— START —
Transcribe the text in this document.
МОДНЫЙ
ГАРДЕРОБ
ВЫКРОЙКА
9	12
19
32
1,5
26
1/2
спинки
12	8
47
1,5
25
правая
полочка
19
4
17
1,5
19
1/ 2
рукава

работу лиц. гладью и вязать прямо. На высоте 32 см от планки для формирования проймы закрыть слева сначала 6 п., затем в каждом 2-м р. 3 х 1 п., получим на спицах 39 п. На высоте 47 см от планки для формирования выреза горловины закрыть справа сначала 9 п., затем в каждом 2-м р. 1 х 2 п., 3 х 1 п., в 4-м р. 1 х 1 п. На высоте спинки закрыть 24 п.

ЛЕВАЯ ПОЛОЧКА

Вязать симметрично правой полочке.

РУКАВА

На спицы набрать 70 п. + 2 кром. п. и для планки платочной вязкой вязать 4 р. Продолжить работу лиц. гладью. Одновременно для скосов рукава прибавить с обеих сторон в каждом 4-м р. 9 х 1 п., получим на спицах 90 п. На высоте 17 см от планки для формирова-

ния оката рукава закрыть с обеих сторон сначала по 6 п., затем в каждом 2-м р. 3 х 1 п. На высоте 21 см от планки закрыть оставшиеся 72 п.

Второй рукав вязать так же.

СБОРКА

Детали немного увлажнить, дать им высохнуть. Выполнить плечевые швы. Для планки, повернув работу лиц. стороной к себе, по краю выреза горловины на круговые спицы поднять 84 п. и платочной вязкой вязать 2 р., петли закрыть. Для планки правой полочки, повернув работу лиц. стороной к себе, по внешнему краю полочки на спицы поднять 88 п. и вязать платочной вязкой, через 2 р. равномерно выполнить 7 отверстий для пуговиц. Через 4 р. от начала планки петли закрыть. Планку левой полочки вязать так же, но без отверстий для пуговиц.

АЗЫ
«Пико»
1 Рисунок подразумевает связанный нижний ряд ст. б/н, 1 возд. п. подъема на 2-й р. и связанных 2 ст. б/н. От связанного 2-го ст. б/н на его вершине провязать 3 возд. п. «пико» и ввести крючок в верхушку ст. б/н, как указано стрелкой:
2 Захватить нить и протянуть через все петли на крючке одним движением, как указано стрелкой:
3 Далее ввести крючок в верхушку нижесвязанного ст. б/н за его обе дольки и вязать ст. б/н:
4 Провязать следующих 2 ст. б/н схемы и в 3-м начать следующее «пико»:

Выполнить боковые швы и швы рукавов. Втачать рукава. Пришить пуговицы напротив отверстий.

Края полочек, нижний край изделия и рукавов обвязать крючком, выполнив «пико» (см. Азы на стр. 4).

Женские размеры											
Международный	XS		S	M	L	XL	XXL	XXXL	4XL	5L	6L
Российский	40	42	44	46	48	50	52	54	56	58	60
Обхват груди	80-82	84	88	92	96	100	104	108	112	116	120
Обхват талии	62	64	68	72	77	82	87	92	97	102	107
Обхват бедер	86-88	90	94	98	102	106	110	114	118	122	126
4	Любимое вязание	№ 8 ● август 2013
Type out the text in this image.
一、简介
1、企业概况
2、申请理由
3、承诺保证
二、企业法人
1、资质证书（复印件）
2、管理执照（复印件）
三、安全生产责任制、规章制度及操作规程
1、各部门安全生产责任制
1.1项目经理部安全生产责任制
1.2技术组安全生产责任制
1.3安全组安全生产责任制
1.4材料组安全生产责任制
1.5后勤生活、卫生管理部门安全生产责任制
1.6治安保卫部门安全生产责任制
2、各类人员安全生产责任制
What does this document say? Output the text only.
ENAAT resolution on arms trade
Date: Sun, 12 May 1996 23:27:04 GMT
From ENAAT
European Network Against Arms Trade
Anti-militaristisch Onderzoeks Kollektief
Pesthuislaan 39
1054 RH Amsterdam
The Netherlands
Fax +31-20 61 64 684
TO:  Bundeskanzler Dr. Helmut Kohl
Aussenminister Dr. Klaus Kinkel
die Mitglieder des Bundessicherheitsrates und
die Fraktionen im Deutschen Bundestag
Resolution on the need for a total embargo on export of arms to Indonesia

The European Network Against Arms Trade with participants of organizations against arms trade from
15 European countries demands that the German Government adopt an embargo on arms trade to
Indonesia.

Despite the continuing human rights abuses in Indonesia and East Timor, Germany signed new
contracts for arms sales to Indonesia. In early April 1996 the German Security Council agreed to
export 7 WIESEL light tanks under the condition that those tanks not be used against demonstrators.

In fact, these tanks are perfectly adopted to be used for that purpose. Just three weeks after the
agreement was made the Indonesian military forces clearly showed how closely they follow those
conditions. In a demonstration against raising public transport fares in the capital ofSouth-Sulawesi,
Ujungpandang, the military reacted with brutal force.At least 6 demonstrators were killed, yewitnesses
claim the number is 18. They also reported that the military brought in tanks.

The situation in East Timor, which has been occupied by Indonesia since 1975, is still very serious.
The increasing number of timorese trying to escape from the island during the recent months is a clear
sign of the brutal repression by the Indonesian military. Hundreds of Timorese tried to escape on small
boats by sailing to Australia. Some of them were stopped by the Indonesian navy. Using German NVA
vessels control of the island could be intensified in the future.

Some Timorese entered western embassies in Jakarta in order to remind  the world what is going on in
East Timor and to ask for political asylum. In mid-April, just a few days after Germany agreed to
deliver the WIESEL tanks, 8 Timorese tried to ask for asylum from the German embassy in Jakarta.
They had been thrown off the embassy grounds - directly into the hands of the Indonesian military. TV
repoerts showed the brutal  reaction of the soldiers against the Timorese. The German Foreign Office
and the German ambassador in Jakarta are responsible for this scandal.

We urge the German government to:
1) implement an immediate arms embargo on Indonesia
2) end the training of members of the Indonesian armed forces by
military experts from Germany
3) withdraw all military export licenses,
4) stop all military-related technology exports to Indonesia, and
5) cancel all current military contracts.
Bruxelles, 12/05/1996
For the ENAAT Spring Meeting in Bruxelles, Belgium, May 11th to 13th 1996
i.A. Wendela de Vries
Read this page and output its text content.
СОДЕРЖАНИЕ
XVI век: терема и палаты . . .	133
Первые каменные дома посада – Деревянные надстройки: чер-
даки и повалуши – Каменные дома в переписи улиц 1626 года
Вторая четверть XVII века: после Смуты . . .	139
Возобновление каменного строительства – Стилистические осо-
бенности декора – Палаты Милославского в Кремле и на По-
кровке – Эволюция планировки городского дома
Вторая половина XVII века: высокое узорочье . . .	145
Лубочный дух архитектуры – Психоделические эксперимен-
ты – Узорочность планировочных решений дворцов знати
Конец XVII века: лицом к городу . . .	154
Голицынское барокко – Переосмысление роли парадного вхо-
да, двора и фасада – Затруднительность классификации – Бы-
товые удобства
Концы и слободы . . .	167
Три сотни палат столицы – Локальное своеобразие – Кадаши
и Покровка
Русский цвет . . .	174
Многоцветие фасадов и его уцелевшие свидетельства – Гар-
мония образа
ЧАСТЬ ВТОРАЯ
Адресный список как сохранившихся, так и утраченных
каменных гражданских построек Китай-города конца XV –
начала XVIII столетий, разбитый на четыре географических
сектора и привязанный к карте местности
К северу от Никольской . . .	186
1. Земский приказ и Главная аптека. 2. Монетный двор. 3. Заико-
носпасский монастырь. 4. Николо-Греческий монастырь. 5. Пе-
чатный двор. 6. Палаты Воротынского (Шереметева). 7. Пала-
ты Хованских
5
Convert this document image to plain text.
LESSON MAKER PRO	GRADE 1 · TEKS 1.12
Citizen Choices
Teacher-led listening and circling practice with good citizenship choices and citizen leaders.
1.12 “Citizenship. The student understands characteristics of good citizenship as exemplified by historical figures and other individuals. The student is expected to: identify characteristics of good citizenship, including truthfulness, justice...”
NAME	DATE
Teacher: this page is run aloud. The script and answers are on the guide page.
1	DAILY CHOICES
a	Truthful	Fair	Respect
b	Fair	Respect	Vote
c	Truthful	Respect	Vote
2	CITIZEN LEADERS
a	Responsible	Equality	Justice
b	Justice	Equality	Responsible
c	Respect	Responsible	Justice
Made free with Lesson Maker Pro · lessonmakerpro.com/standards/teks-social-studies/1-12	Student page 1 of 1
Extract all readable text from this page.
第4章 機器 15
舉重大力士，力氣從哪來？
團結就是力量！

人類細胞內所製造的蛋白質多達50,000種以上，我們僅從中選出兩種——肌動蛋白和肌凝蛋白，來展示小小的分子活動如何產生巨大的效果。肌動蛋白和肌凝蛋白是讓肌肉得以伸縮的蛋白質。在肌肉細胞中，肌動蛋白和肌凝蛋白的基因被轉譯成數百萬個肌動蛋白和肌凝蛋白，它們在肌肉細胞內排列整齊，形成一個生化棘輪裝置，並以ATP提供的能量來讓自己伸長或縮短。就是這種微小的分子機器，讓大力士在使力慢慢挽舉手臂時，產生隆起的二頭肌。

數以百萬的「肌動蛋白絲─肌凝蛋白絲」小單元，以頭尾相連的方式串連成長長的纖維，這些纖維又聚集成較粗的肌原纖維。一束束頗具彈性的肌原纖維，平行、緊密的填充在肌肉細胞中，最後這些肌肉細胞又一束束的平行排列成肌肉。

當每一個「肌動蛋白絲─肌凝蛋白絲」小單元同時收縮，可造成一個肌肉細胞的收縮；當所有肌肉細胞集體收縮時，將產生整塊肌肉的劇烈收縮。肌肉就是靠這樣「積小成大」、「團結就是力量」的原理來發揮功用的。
— END —
Exercise objective
Show all lines from the data above in which the word "через" appears.

Response to this exercise
Детали немного увлажнить, дать им высохнуть. Выполнить плечевые швы. Для планки, повернув работу лиц. стороной к себе, по краю выреза горловины на круговые спицы поднять 84 п. и платочной вязкой вязать 2 р., петли закрыть. Для планки правой полочки, повернув работу лиц. стороной к себе, по внешнему краю полочки на спицы поднять 88 п. и вязать платочной вязкой, через 2 р. равномерно выполнить 7 отверстий для пуговиц. Через 4 р. от начала планки петли закрыть. Планку левой полочки вязать так же, но без отверстий для пуговиц.
2 Захватить нить и протянуть через все петли на крючке одним движением, как указано стрелкой:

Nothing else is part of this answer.